==== MATERIAL SHOWN ====

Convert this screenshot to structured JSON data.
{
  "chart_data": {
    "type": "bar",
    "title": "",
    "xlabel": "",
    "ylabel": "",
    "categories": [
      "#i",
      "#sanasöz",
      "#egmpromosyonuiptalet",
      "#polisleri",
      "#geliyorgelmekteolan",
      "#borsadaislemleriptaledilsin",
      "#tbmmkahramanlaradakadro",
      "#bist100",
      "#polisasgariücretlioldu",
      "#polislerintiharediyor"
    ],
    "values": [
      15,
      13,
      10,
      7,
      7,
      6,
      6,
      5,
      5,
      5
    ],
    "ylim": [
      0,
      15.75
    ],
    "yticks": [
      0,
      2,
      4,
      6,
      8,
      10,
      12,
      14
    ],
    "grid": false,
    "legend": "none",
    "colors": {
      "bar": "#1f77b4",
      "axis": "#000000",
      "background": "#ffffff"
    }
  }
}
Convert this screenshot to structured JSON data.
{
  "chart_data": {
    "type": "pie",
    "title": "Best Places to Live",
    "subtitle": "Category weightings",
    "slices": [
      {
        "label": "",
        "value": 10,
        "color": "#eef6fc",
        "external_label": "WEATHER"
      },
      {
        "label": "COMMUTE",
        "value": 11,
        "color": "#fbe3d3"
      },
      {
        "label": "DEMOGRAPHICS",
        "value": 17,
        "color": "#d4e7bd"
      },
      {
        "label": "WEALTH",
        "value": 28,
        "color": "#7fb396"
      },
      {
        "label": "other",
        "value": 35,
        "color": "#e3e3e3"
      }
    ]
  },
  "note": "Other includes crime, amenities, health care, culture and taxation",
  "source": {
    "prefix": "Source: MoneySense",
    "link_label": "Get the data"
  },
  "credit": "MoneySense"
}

====

**PROBLEM:**
Would you write down every record again, exactly?

**TASK RESPONSE:**
Convert this screenshot to structured JSON data.
{
  "chart_data": {
    "type": "bar",
    "title": "",
    "xlabel": "",
    "ylabel": "",
    "categories": [
      "#i",
      "#sanasöz",
      "#egmpromosyonuiptalet",
      "#polisleri",
      "#geliyorgelmekteolan",
      "#borsadaislemleriptaledilsin",
      "#tbmmkahramanlaradakadro",
      "#bist100",
      "#polisasgariücretlioldu",
      "#polislerintiharediyor"
    ],
    "values": [
      15,
      13,
      10,
      7,
      7,
      6,
      6,
      5,
      5,
      5
    ],
    "ylim": [
      0,
      15.75
    ],
    "yticks": [
      0,
      2,
      4,
      6,
      8,
      10,
      12,
      14
    ],
    "grid": false,
    "legend": "none",
    "colors": {
      "bar": "#1f77b4",
      "axis": "#000000",
      "background": "#ffffff"
    }
  }
}
Convert this screenshot to structured JSON data.
{
  "chart_data": {
    "type": "pie",
    "title": "Best Places to Live",
    "subtitle": "Category weightings",
    "slices": [
      {
        "label": "",
        "value": 10,
        "color": "#eef6fc",
        "external_label": "WEATHER"
      },
      {
        "label": "COMMUTE",
        "value": 11,
        "color": "#fbe3d3"
      },
      {
        "label": "DEMOGRAPHICS",
        "value": 17,
        "color": "#d4e7bd"
      },
      {
        "label": "WEALTH",
        "value": 28,
        "color": "#7fb396"
      },
      {
        "label": "other",
        "value": 35,
        "color": "#e3e3e3"
      }
    ]
  },
  "note": "Other includes crime, amenities, health care, culture and taxation",
  "source": {
    "prefix": "Source: MoneySense",
    "link_label": "Get the data"
  },
  "credit": "MoneySense"
}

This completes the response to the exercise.